**What you have to do**.
Return all of the entries word for word, but omit the pictures they contain.

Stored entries
■ ■ ■ ■
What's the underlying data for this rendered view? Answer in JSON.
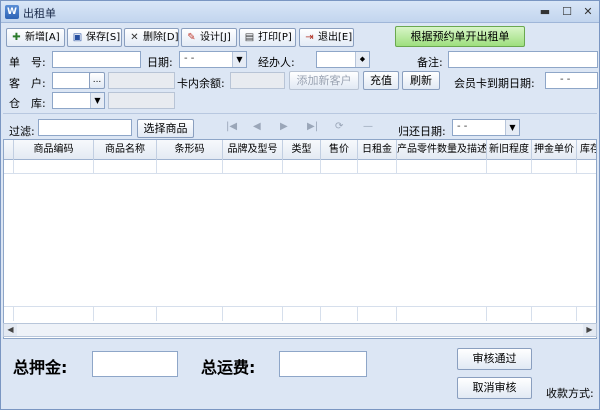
{
  "window": {
    "title": "出租单",
    "minimize": "▬",
    "maximize": "☐",
    "close": "✕"
  },
  "toolbar": {
    "add": "新增[A]",
    "save": "保存[S]",
    "delete": "删除[D]",
    "design": "设计[J]",
    "print": "打印[P]",
    "exit": "退出[E]",
    "reservation": "根据预约单开出租单"
  },
  "form": {
    "order_no_label": "单　号:",
    "date_label": "日期:",
    "date_value": "- -",
    "handler_label": "经办人:",
    "remark_label": "备注:",
    "customer_label": "客　户:",
    "customer_lookup": "...",
    "card_balance_label": "卡内余额:",
    "add_customer": "添加新客户",
    "recharge": "充值",
    "refresh": "刷新",
    "member_expiry_label": "会员卡到期日期:",
    "member_expiry_value": "- -",
    "warehouse_label": "仓　库:",
    "filter_label": "过滤:",
    "select_goods": "选择商品",
    "return_date_label": "归还日期:",
    "return_date_value": "- -"
  },
  "nav": {
    "first": "|◀",
    "prev": "◀",
    "next": "▶",
    "last": "▶|",
    "refresh": "⟳",
    "minus": "—"
  },
  "grid": {
    "columns": [
      "",
      "商品编码",
      "商品名称",
      "条形码",
      "品牌及型号",
      "类型",
      "售价",
      "日租金",
      "产品零件数量及描述",
      "新旧程度",
      "押金单价",
      "库存"
    ]
  },
  "footer": {
    "deposit_label": "总押金:",
    "freight_label": "总运费:",
    "approve": "审核通过",
    "cancel_approve": "取消审核",
    "payment_label": "收款方式:"
  }
}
■ ■ ■ ■
**Result**.
What's the underlying data for this rendered view? Answer in JSON.
{
  "window": {
    "title": "出租单",
    "minimize": "▬",
    "maximize": "☐",
    "close": "✕"
  },
  "toolbar": {
    "add": "新增[A]",
    "save": "保存[S]",
    "delete": "删除[D]",
    "design": "设计[J]",
    "print": "打印[P]",
    "exit": "退出[E]",
    "reservation": "根据预约单开出租单"
  },
  "form": {
    "order_no_label": "单　号:",
    "date_label": "日期:",
    "date_value": "- -",
    "handler_label": "经办人:",
    "remark_label": "备注:",
    "customer_label": "客　户:",
    "customer_lookup": "...",
    "card_balance_label": "卡内余额:",
    "add_customer": "添加新客户",
    "recharge": "充值",
    "refresh": "刷新",
    "member_expiry_label": "会员卡到期日期:",
    "member_expiry_value": "- -",
    "warehouse_label": "仓　库:",
    "filter_label": "过滤:",
    "select_goods": "选择商品",
    "return_date_label": "归还日期:",
    "return_date_value": "- -"
  },
  "nav": {
    "first": "|◀",
    "prev": "◀",
    "next": "▶",
    "last": "▶|",
    "refresh": "⟳",
    "minus": "—"
  },
  "grid": {
    "columns": [
      "",
      "商品编码",
      "商品名称",
      "条形码",
      "品牌及型号",
      "类型",
      "售价",
      "日租金",
      "产品零件数量及描述",
      "新旧程度",
      "押金单价",
      "库存"
    ]
  },
  "footer": {
    "deposit_label": "总押金:",
    "freight_label": "总运费:",
    "approve": "审核通过",
    "cancel_approve": "取消审核",
    "payment_label": "收款方式:"
  }
}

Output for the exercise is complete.